Copy out all lines with the word "achat" in them.

-- ENTRIES SUPPLIED --
+-------+
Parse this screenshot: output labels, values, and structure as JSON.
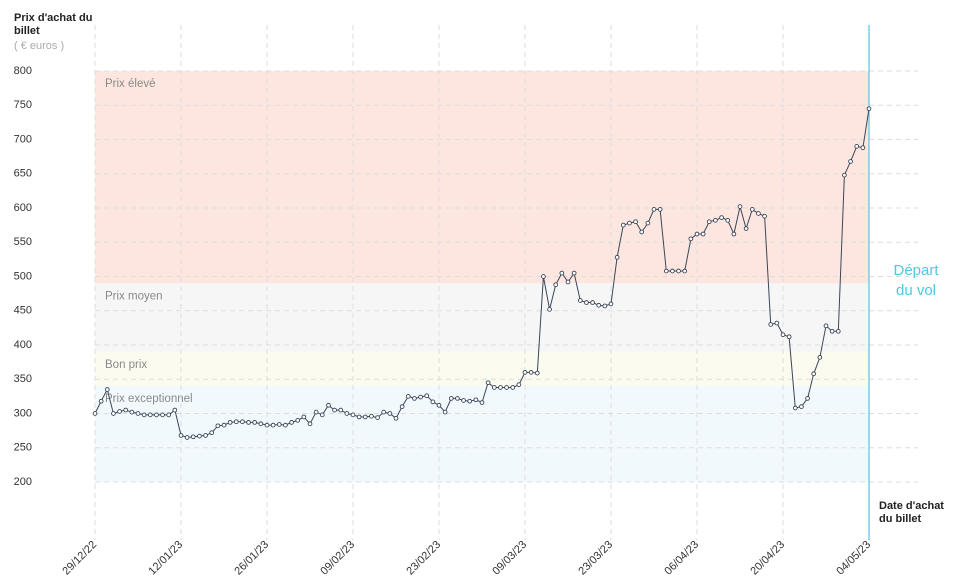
{
  "chart_data": {
    "type": "line",
    "y_label": "Prix d'achat du billet",
    "y_unit": "( € euros )",
    "x_label": "Date d'achat du billet",
    "grid": true,
    "xlim": [
      "2022-12-29",
      "2023-05-04"
    ],
    "ylim": [
      200,
      800
    ],
    "yticks": [
      200,
      250,
      300,
      350,
      400,
      450,
      500,
      550,
      600,
      650,
      700,
      750,
      800
    ],
    "xticks": [
      {
        "value": "2022-12-29",
        "label": "29/12/22"
      },
      {
        "value": "2023-01-12",
        "label": "12/01/23"
      },
      {
        "value": "2023-01-26",
        "label": "26/01/23"
      },
      {
        "value": "2023-02-09",
        "label": "09/02/23"
      },
      {
        "value": "2023-02-23",
        "label": "23/02/23"
      },
      {
        "value": "2023-03-09",
        "label": "09/03/23"
      },
      {
        "value": "2023-03-23",
        "label": "23/03/23"
      },
      {
        "value": "2023-04-06",
        "label": "06/04/23"
      },
      {
        "value": "2023-04-20",
        "label": "20/04/23"
      },
      {
        "value": "2023-05-04",
        "label": "04/05/23"
      }
    ],
    "bands": [
      {
        "label": "Prix élevé",
        "from": 490,
        "to": 800,
        "color": "#fde6e0"
      },
      {
        "label": "Prix moyen",
        "from": 390,
        "to": 490,
        "color": "#f6f6f6"
      },
      {
        "label": "Bon prix",
        "from": 340,
        "to": 390,
        "color": "#fbfbef"
      },
      {
        "label": "Prix exceptionnel",
        "from": 200,
        "to": 340,
        "color": "#f2f9fd"
      }
    ],
    "annotation": {
      "x": "2023-05-04",
      "label": "Départ du vol",
      "color": "#4ec8e0"
    },
    "x": [
      "2022-12-29",
      "2022-12-30",
      "2022-12-31",
      "2023-01-01",
      "2023-01-02",
      "2023-01-03",
      "2023-01-04",
      "2023-01-05",
      "2023-01-06",
      "2023-01-07",
      "2023-01-08",
      "2023-01-09",
      "2023-01-10",
      "2023-01-11",
      "2023-01-12",
      "2023-01-13",
      "2023-01-14",
      "2023-01-15",
      "2023-01-16",
      "2023-01-17",
      "2023-01-18",
      "2023-01-19",
      "2023-01-20",
      "2023-01-21",
      "2023-01-22",
      "2023-01-23",
      "2023-01-24",
      "2023-01-25",
      "2023-01-26",
      "2023-01-27",
      "2023-01-28",
      "2023-01-29",
      "2023-01-30",
      "2023-01-31",
      "2023-02-01",
      "2023-02-02",
      "2023-02-03",
      "2023-02-04",
      "2023-02-05",
      "2023-02-06",
      "2023-02-07",
      "2023-02-08",
      "2023-02-09",
      "2023-02-10",
      "2023-02-11",
      "2023-02-12",
      "2023-02-13",
      "2023-02-14",
      "2023-02-15",
      "2023-02-16",
      "2023-02-17",
      "2023-02-18",
      "2023-02-19",
      "2023-02-20",
      "2023-02-21",
      "2023-02-22",
      "2023-02-23",
      "2023-02-24",
      "2023-02-25",
      "2023-02-26",
      "2023-02-27",
      "2023-02-28",
      "2023-03-01",
      "2023-03-02",
      "2023-03-03",
      "2023-03-04",
      "2023-03-05",
      "2023-03-06",
      "2023-03-07",
      "2023-03-08",
      "2023-03-09",
      "2023-03-10",
      "2023-03-11",
      "2023-03-12",
      "2023-03-13",
      "2023-03-14",
      "2023-03-15",
      "2023-03-16",
      "2023-03-17",
      "2023-03-18",
      "2023-03-19",
      "2023-03-20",
      "2023-03-21",
      "2023-03-22",
      "2023-03-23",
      "2023-03-24",
      "2023-03-25",
      "2023-03-26",
      "2023-03-27",
      "2023-03-28",
      "2023-03-29",
      "2023-03-30",
      "2023-03-31",
      "2023-04-01",
      "2023-04-02",
      "2023-04-03",
      "2023-04-04",
      "2023-04-05",
      "2023-04-06",
      "2023-04-07",
      "2023-04-08",
      "2023-04-09",
      "2023-04-10",
      "2023-04-11",
      "2023-04-12",
      "2023-04-13",
      "2023-04-14",
      "2023-04-15",
      "2023-04-16",
      "2023-04-17",
      "2023-04-18",
      "2023-04-19",
      "2023-04-20",
      "2023-04-21",
      "2023-04-22",
      "2023-04-23",
      "2023-04-24",
      "2023-04-25",
      "2023-04-26",
      "2023-04-27",
      "2023-04-28",
      "2023-04-29",
      "2023-04-30",
      "2023-05-01",
      "2023-05-02",
      "2023-05-03",
      "2023-05-04"
    ],
    "series": [
      {
        "color": "#3a4658",
        "values": [
          300,
          318,
          335,
          300,
          303,
          305,
          302,
          300,
          298,
          298,
          298,
          298,
          298,
          305,
          268,
          265,
          266,
          267,
          268,
          272,
          282,
          283,
          287,
          288,
          288,
          287,
          287,
          285,
          283,
          283,
          284,
          283,
          287,
          290,
          295,
          285,
          302,
          298,
          312,
          305,
          305,
          300,
          298,
          295,
          295,
          296,
          294,
          302,
          300,
          293,
          310,
          325,
          322,
          324,
          326,
          317,
          312,
          302,
          322,
          322,
          319,
          318,
          320,
          316,
          345,
          338,
          338,
          338,
          338,
          342,
          360,
          360,
          359,
          500,
          452,
          488,
          505,
          492,
          505,
          465,
          462,
          462,
          458,
          457,
          460,
          528,
          575,
          578,
          580,
          565,
          578,
          598,
          598,
          508,
          508,
          508,
          508,
          555,
          562,
          562,
          580,
          582,
          586,
          582,
          562,
          602,
          570,
          598,
          592,
          588,
          430,
          432,
          415,
          412,
          308,
          310,
          322,
          358,
          382,
          428,
          420,
          420,
          648,
          668,
          690,
          688,
          745
        ]
      }
    ]
  }
}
+-------+
-- OUTPUT --
    "y_label": "Prix d'achat du billet",
    "x_label": "Date d'achat du billet",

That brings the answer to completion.